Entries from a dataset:
==================================================
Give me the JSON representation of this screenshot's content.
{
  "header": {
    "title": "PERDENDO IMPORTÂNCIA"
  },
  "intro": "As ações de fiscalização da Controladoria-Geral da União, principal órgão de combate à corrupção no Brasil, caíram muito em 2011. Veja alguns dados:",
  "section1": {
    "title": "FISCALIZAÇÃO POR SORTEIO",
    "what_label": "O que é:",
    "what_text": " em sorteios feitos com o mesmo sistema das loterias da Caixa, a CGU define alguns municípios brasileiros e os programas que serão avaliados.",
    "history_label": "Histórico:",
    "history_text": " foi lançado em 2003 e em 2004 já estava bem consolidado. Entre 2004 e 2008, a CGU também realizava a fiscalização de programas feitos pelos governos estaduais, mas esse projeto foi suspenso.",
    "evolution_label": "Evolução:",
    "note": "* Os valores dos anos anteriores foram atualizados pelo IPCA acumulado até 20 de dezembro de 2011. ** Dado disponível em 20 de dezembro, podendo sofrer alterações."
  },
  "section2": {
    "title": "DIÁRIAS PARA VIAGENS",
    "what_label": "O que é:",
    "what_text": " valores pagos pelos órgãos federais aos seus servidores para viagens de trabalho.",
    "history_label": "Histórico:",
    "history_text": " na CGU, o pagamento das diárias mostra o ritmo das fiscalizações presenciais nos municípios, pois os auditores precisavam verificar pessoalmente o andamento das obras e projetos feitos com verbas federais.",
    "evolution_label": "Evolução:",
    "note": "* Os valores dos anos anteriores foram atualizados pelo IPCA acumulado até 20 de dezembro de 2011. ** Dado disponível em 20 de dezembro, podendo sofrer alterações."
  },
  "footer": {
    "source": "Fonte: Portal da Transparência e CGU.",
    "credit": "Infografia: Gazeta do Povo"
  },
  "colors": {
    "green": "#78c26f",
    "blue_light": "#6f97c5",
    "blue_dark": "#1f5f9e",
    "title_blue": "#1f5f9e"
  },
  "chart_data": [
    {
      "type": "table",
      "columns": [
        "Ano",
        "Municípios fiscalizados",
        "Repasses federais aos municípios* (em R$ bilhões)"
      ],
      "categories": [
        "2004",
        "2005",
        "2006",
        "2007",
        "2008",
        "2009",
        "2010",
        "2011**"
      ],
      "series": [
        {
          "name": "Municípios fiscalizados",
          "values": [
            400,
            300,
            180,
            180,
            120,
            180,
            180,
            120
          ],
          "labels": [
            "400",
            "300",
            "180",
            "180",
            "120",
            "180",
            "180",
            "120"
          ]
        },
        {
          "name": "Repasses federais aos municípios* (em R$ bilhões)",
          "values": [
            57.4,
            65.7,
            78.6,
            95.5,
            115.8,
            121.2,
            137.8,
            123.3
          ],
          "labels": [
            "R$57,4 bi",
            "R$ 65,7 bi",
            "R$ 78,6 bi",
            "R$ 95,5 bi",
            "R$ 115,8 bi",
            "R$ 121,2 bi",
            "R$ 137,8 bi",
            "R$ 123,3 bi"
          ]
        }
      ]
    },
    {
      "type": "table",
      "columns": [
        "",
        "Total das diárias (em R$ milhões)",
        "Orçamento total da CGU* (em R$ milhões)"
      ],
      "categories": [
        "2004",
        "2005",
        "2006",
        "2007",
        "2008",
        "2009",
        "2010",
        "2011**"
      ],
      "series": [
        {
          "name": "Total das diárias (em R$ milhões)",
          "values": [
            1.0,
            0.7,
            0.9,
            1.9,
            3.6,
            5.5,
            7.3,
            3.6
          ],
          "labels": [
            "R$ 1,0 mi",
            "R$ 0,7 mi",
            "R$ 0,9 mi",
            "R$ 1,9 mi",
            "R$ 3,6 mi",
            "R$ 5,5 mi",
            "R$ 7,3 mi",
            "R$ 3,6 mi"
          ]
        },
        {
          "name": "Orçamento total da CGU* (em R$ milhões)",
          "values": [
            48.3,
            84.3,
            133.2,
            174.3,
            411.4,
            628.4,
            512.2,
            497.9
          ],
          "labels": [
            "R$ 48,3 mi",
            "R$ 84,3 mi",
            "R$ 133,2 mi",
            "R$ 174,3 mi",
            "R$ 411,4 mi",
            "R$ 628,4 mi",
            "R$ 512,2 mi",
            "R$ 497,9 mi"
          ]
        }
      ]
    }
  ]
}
==================================================
**Exercise objective:**
Each record above should be repeated exactly as it appears.

**Exercise answer:**
Give me the JSON representation of this screenshot's content.
{
  "header": {
    "title": "PERDENDO IMPORTÂNCIA"
  },
  "intro": "As ações de fiscalização da Controladoria-Geral da União, principal órgão de combate à corrupção no Brasil, caíram muito em 2011. Veja alguns dados:",
  "section1": {
    "title": "FISCALIZAÇÃO POR SORTEIO",
    "what_label": "O que é:",
    "what_text": " em sorteios feitos com o mesmo sistema das loterias da Caixa, a CGU define alguns municípios brasileiros e os programas que serão avaliados.",
    "history_label": "Histórico:",
    "history_text": " foi lançado em 2003 e em 2004 já estava bem consolidado. Entre 2004 e 2008, a CGU também realizava a fiscalização de programas feitos pelos governos estaduais, mas esse projeto foi suspenso.",
    "evolution_label": "Evolução:",
    "note": "* Os valores dos anos anteriores foram atualizados pelo IPCA acumulado até 20 de dezembro de 2011. ** Dado disponível em 20 de dezembro, podendo sofrer alterações."
  },
  "section2": {
    "title": "DIÁRIAS PARA VIAGENS",
    "what_label": "O que é:",
    "what_text": " valores pagos pelos órgãos federais aos seus servidores para viagens de trabalho.",
    "history_label": "Histórico:",
    "history_text": " na CGU, o pagamento das diárias mostra o ritmo das fiscalizações presenciais nos municípios, pois os auditores precisavam verificar pessoalmente o andamento das obras e projetos feitos com verbas federais.",
    "evolution_label": "Evolução:",
    "note": "* Os valores dos anos anteriores foram atualizados pelo IPCA acumulado até 20 de dezembro de 2011. ** Dado disponível em 20 de dezembro, podendo sofrer alterações."
  },
  "footer": {
    "source": "Fonte: Portal da Transparência e CGU.",
    "credit": "Infografia: Gazeta do Povo"
  },
  "colors": {
    "green": "#78c26f",
    "blue_light": "#6f97c5",
    "blue_dark": "#1f5f9e",
    "title_blue": "#1f5f9e"
  },
  "chart_data": [
    {
      "type": "table",
      "columns": [
        "Ano",
        "Municípios fiscalizados",
        "Repasses federais aos municípios* (em R$ bilhões)"
      ],
      "categories": [
        "2004",
        "2005",
        "2006",
        "2007",
        "2008",
        "2009",
        "2010",
        "2011**"
      ],
      "series": [
        {
          "name": "Municípios fiscalizados",
          "values": [
            400,
            300,
            180,
            180,
            120,
            180,
            180,
            120
          ],
          "labels": [
            "400",
            "300",
            "180",
            "180",
            "120",
            "180",
            "180",
            "120"
          ]
        },
        {
          "name": "Repasses federais aos municípios* (em R$ bilhões)",
          "values": [
            57.4,
            65.7,
            78.6,
            95.5,
            115.8,
            121.2,
            137.8,
            123.3
          ],
          "labels": [
            "R$57,4 bi",
            "R$ 65,7 bi",
            "R$ 78,6 bi",
            "R$ 95,5 bi",
            "R$ 115,8 bi",
            "R$ 121,2 bi",
            "R$ 137,8 bi",
            "R$ 123,3 bi"
          ]
        }
      ]
    },
    {
      "type": "table",
      "columns": [
        "",
        "Total das diárias (em R$ milhões)",
        "Orçamento total da CGU* (em R$ milhões)"
      ],
      "categories": [
        "2004",
        "2005",
        "2006",
        "2007",
        "2008",
        "2009",
        "2010",
        "2011**"
      ],
      "series": [
        {
          "name": "Total das diárias (em R$ milhões)",
          "values": [
            1.0,
            0.7,
            0.9,
            1.9,
            3.6,
            5.5,
            7.3,
            3.6
          ],
          "labels": [
            "R$ 1,0 mi",
            "R$ 0,7 mi",
            "R$ 0,9 mi",
            "R$ 1,9 mi",
            "R$ 3,6 mi",
            "R$ 5,5 mi",
            "R$ 7,3 mi",
            "R$ 3,6 mi"
          ]
        },
        {
          "name": "Orçamento total da CGU* (em R$ milhões)",
          "values": [
            48.3,
            84.3,
            133.2,
            174.3,
            411.4,
            628.4,
            512.2,
            497.9
          ],
          "labels": [
            "R$ 48,3 mi",
            "R$ 84,3 mi",
            "R$ 133,2 mi",
            "R$ 174,3 mi",
            "R$ 411,4 mi",
            "R$ 628,4 mi",
            "R$ 512,2 mi",
            "R$ 497,9 mi"
          ]
        }
      ]
    }
  ]
}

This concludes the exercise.